Un problème grandissant de photos décontextualisées
Chaque jour, des images liées à des événements historiques sont mises en ligne sans être référencées – sans auteur, date, localisation ou lieu de conservation – et sans commentaire historique. Par exemple, cette photographie souvent utilisée pour illustrer les exactions des « mains coupées » dans le Congo de Léopold II, au tournant du XIXe au XXe siècle, est partagée sur des milliers de pages web sans mention de l’auteur ni contexte historique.
En 2018, une illustration sur la RTBF a publié cette photo, qui semble illustrer les exactions commises par les compagnies de caoutchouc au Congo. Mais sans connaître l’histoire de la photographie, que peut-on en déduire ? Le spectateur, observant les victimes et les Européens vêtus de blanc, interprète cette image selon ses propres perceptions, influencées par le contraste entre les deux groupes.

_Matériel fourni:_

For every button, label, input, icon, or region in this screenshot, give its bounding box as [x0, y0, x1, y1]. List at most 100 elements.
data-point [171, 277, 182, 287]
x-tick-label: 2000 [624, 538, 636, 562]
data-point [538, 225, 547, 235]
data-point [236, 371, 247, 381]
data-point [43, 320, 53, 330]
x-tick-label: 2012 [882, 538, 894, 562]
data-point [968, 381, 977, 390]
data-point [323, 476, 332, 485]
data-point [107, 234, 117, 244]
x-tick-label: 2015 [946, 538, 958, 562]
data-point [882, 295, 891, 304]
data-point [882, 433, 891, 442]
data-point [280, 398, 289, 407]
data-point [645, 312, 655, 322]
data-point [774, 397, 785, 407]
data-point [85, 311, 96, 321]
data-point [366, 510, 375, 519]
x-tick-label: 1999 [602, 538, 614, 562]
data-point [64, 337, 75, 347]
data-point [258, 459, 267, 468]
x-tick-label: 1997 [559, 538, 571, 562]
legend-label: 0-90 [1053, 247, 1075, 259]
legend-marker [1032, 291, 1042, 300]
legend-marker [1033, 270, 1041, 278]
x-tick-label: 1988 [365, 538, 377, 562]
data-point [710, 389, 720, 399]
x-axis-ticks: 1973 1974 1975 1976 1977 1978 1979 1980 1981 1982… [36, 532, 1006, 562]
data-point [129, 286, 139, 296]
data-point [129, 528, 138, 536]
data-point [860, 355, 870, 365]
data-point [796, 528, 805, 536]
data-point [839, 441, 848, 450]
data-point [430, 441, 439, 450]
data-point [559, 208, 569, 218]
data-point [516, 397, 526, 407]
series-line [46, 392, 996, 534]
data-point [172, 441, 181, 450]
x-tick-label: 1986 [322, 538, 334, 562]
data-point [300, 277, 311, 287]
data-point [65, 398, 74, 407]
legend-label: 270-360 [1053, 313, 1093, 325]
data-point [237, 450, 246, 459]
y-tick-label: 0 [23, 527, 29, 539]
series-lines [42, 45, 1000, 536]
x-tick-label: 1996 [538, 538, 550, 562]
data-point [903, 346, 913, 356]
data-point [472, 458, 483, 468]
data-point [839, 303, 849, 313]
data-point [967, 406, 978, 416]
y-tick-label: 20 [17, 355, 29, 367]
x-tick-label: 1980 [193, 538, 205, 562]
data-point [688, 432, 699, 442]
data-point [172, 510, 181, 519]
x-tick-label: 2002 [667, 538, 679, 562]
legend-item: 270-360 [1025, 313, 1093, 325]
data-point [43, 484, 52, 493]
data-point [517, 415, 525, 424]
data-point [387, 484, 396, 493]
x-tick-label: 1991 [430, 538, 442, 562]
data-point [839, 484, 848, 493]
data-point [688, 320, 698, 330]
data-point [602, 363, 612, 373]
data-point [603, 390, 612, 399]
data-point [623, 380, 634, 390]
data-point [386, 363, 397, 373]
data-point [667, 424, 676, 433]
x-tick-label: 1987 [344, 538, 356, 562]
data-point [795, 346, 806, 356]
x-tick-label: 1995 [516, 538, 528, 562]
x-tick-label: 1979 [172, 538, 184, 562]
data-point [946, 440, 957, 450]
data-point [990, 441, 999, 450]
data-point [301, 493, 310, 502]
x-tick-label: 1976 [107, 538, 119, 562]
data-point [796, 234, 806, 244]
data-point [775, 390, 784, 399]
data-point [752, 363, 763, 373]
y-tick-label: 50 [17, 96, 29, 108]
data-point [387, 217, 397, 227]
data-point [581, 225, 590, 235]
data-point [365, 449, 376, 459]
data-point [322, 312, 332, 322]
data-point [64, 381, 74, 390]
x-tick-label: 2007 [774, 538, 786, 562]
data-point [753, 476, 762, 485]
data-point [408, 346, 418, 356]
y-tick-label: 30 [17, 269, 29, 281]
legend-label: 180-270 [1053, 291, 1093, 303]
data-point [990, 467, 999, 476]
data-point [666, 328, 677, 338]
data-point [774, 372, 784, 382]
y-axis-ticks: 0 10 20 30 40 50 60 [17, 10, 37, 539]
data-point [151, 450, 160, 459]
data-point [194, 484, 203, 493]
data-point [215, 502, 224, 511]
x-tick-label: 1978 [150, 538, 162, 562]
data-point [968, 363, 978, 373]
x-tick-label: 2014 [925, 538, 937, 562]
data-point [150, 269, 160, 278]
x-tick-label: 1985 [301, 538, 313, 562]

_Votre tâche:_
Répondez aux questions suivantes d'après l'extrait sur les photos décontextualisées.
(a) Quelles références manquent aux images mises en ligne chaque jour ?
(b) Quelles exactions la photographie est-elle souvent utilisée pour illustrer ?
(c) Comment sont vêtus les Européens que le spectateur observe sur cette image ?
Les items n'interviennent pas dans cet exercice.

_Réponse attendue:_
(a) L'auteur, la date, la localisation et le lieu de conservation.
(b) Les exactions des « mains coupées » dans le Congo de Léopold II.
(c) Ils sont vêtus de blanc.